Task requirements:
A. Name every road where the drink-driving excerpt says road blocks were set up.
B. In the drink-driving excerpt, copy everything from "Arrests have gone" down to "fatality was 25.", replacing "fatality" with "death toll".

Page excerpt:

The man, along with 25 other motorists, was arrested for drink driving in an islandwide Traffic Police operation that started close to midnight on Friday and went on till dawn.
In the 71/2-hour operation, 99 people were asked to take the breathalyser test. Of the 26 who failed, 24 were men and two were women. They were between 25 and 45 years old. Nine persons were also issued summons for speeding.
The operation, which had road blocks up at at least three locations - Whitley Road, Maxwell Road and Nicoll Highway - came at a time when drink driving has been hogging the spotlight.
Arrests have gone up by 27 per cent since 2004, from 2,929 cases to 3,733 cases last year. In the first nine months of this year, 11 people died because of drink driving. Last year's fatality was 25.
The police arrested 920 people for drink driving in the first quarter of this year, a 22 per cent increase from the same period last year.
Anyone caught drunk behind the wheel for the first time can be fined up to $5,000 or jailed for up to six months.
The legal limit is 35 micrograms of alcohol per 100 millilitres of breath, or more than 80 milligrams of alcohol per 100 millilitres of blood. That works out to no more than two glasses of alcoholic drinks.
At the various road blocks, taxis were routinely waved through, but some cars were stopped.

Raw data:
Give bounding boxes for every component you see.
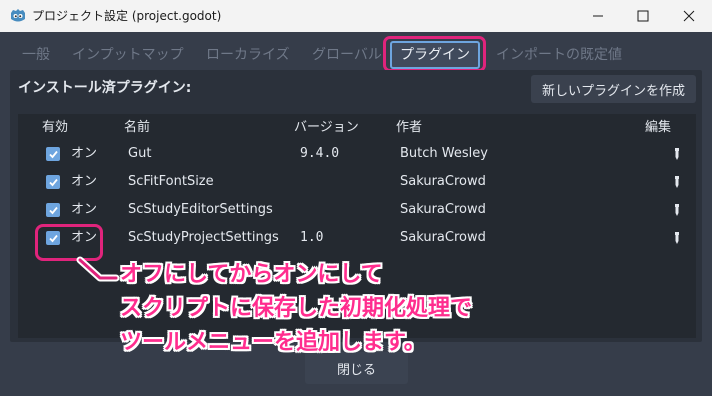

Answers to the tasks:
A. Whitley Road, Maxwell Road, Nicoll Highway

B.
Arrests have gone up by 27 per cent since 2004, from 2,929 cases to 3,733 cases last year. In the first nine months of this year, 11 people died because of drink driving. Last year's death toll was 25.